• [AIM] Copy every line that holds "überfällig".
*** RECORDS TO PROCESS
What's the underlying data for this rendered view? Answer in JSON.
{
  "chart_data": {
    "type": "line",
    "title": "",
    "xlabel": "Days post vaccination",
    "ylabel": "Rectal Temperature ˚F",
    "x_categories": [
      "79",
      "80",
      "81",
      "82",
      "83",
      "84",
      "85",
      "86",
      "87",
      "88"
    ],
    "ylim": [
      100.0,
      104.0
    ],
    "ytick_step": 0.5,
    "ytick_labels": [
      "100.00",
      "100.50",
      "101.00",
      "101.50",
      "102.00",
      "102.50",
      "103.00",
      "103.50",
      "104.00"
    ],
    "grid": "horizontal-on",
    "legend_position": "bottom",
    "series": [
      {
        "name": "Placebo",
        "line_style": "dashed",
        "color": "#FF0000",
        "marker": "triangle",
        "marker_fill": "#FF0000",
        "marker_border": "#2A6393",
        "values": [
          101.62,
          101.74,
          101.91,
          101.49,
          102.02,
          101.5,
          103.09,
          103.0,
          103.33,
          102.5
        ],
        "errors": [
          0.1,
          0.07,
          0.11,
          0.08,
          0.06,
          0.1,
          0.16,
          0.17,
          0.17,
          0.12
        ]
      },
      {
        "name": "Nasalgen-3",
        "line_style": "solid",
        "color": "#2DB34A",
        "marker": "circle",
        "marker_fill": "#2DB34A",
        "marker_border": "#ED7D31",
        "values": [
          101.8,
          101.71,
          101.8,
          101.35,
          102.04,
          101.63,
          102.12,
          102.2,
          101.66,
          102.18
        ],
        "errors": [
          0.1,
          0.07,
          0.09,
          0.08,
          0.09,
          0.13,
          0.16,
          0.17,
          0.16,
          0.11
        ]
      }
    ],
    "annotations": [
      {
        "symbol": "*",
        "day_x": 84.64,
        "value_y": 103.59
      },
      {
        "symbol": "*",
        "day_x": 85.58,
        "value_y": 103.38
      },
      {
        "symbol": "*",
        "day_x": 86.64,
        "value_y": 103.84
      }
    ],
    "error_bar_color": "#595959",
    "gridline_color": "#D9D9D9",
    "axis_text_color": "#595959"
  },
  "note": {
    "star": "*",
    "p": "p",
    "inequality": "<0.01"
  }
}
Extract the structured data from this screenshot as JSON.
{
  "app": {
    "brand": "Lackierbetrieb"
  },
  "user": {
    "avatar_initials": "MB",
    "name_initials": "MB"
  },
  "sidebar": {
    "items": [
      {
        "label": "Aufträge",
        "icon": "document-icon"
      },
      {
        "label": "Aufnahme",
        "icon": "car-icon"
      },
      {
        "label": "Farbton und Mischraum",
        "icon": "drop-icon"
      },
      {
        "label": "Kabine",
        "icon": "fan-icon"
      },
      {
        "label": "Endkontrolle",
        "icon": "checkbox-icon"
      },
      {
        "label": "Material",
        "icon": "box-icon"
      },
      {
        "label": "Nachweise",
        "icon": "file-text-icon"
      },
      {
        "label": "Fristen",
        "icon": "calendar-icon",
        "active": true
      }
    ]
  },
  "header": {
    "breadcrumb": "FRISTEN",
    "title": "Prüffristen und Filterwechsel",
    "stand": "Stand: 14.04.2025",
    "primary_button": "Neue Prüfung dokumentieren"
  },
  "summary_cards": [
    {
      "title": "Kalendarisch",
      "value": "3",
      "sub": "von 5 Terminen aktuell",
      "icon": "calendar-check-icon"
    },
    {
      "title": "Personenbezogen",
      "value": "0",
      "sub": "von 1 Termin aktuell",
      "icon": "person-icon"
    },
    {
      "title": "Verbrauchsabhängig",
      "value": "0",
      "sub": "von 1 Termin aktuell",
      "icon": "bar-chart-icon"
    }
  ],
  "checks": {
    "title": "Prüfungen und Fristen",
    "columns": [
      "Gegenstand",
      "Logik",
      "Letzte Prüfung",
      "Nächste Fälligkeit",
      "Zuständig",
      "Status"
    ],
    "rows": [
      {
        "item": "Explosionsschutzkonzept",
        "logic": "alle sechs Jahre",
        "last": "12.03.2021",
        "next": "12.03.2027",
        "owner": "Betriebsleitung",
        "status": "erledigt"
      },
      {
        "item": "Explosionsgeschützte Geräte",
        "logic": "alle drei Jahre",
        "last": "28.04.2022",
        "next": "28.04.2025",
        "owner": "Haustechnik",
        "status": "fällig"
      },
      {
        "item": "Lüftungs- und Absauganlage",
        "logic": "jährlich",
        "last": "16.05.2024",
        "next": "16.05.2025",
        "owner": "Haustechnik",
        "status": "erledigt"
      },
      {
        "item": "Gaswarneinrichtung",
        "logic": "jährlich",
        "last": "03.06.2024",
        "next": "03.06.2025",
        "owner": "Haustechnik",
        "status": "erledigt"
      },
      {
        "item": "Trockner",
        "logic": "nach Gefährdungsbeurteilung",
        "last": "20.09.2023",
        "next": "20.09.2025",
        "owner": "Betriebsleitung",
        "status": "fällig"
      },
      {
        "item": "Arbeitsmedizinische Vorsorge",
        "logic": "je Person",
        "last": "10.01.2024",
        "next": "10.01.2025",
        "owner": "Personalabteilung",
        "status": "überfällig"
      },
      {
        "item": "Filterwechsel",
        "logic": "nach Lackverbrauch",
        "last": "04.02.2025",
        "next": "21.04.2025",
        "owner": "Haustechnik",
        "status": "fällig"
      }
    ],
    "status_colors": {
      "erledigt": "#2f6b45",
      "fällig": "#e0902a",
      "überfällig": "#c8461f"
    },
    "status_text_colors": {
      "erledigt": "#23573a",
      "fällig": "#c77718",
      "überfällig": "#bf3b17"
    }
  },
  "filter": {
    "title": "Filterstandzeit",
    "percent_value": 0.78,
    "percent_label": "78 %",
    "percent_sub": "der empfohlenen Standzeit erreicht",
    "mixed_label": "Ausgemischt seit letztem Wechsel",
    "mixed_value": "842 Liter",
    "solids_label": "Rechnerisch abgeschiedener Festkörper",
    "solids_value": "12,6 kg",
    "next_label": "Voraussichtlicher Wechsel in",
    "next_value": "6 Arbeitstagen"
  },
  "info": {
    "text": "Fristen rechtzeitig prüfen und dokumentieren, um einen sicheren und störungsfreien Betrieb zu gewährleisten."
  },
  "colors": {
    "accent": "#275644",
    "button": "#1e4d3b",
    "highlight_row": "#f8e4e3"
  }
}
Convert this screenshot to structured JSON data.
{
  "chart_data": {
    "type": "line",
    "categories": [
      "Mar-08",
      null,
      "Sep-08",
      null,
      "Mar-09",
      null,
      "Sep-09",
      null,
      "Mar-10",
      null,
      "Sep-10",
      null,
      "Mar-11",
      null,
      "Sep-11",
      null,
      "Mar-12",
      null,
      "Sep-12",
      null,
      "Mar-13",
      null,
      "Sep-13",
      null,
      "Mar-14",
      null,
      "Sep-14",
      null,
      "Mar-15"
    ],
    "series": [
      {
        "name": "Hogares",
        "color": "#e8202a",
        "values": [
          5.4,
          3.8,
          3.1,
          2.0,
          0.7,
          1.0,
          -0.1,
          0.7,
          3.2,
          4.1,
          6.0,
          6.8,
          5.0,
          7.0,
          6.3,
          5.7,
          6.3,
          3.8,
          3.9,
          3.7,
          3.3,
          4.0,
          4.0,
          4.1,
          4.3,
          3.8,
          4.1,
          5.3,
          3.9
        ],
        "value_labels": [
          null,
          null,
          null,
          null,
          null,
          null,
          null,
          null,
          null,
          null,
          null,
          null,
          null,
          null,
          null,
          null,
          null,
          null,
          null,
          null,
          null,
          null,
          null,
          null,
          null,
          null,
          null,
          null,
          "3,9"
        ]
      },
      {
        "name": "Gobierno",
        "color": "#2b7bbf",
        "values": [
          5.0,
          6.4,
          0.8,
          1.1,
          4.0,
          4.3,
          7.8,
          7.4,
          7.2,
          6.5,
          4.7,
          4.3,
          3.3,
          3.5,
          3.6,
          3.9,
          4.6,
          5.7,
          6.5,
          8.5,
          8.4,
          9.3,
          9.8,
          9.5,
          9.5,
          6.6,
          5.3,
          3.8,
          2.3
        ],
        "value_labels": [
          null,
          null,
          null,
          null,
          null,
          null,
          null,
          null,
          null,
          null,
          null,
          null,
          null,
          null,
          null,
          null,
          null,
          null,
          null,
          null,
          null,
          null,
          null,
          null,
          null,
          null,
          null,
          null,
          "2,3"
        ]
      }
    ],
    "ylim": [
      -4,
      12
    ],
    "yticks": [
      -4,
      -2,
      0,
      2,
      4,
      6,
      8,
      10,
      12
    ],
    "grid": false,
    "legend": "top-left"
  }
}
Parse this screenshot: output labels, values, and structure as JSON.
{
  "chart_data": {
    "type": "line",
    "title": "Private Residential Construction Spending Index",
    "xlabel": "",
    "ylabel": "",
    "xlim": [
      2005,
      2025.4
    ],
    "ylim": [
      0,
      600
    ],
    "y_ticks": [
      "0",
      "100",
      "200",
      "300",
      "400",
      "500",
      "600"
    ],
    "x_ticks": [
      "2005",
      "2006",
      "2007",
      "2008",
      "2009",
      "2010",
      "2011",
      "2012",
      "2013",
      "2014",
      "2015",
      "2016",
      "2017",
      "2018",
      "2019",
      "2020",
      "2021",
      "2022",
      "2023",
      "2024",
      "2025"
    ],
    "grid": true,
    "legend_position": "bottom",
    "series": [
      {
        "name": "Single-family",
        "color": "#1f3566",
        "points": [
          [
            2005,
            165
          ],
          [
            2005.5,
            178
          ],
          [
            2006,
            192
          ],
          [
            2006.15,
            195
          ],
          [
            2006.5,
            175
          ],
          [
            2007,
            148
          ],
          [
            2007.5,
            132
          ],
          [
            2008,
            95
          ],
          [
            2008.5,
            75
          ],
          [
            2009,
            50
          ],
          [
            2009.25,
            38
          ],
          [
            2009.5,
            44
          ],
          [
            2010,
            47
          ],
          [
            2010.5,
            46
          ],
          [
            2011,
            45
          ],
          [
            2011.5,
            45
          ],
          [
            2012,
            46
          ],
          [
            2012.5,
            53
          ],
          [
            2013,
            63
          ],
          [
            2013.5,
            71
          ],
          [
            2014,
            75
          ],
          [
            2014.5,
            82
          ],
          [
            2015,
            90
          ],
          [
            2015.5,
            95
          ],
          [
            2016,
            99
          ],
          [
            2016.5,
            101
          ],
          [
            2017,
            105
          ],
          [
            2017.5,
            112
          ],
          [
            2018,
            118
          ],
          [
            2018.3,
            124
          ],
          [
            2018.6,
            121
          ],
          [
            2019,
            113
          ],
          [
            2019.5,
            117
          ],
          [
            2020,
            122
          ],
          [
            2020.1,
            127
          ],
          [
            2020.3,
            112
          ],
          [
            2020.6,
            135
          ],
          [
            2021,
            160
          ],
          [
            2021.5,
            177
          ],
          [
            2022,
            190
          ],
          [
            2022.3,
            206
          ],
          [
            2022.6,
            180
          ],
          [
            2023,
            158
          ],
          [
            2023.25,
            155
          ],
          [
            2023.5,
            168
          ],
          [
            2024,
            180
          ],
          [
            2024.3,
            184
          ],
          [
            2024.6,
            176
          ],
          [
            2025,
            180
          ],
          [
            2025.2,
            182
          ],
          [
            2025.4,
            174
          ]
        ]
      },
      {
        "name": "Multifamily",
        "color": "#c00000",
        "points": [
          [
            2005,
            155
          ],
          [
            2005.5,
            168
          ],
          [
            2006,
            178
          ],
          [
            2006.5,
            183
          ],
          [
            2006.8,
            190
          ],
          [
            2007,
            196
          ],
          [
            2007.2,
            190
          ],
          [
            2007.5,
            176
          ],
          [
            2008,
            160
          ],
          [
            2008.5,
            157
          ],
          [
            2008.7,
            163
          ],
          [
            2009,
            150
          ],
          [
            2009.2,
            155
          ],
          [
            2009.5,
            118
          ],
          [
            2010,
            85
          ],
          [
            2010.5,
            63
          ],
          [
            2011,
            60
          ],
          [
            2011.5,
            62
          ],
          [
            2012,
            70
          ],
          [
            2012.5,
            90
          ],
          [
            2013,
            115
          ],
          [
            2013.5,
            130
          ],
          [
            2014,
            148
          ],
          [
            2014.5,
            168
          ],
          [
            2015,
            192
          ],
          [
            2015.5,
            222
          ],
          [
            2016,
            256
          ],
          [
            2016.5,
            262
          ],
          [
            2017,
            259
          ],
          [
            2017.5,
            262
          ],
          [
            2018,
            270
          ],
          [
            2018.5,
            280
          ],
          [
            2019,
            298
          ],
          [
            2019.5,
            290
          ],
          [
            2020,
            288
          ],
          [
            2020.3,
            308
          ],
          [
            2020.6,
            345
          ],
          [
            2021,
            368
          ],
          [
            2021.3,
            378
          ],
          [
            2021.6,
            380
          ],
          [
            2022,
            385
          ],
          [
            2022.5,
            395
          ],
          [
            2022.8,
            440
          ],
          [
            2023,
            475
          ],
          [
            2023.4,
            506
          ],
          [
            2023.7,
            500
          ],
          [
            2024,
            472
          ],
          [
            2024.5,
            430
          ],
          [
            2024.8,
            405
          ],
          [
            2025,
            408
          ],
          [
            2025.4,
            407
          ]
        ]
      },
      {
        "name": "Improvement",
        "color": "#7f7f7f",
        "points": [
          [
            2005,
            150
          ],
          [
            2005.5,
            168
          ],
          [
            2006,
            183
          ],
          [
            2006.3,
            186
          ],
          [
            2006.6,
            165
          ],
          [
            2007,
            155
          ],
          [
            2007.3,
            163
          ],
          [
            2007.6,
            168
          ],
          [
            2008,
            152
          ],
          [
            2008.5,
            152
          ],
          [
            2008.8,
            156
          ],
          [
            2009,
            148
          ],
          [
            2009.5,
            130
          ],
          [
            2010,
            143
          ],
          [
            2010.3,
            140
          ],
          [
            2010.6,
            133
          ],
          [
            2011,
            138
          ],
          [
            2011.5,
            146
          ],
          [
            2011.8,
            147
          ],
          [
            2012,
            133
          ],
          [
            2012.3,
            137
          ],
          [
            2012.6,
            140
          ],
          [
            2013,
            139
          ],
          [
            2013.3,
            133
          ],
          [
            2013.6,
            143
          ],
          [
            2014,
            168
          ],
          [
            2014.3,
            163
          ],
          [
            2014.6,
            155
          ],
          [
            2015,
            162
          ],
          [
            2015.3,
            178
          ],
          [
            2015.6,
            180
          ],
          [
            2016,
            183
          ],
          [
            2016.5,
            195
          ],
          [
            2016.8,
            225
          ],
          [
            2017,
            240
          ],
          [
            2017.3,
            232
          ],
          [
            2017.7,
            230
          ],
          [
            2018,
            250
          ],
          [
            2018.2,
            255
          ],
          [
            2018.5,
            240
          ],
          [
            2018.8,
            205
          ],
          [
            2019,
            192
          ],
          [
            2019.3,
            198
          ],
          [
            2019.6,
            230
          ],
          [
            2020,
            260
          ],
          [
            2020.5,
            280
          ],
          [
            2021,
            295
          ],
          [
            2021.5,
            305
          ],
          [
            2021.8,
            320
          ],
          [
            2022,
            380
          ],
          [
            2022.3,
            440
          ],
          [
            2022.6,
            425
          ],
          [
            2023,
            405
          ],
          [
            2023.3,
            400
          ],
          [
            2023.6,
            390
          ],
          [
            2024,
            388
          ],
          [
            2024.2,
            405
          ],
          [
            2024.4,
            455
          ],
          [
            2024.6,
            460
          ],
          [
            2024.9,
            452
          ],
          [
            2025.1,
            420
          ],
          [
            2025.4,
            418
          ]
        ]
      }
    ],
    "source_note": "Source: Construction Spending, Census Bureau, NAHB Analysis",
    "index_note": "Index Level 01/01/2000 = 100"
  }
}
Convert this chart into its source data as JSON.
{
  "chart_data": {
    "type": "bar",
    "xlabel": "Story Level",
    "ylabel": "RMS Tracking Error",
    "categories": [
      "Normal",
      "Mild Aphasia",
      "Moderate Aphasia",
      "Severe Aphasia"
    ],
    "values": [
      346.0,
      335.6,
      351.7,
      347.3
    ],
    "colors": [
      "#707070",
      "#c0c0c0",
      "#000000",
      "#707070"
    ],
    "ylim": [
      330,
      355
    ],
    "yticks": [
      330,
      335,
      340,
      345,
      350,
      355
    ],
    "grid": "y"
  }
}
******
• [FINISHED ANSWER]
        "status": "überfällig"
      "überfällig": "#c8461f"
      "überfällig": "#bf3b17"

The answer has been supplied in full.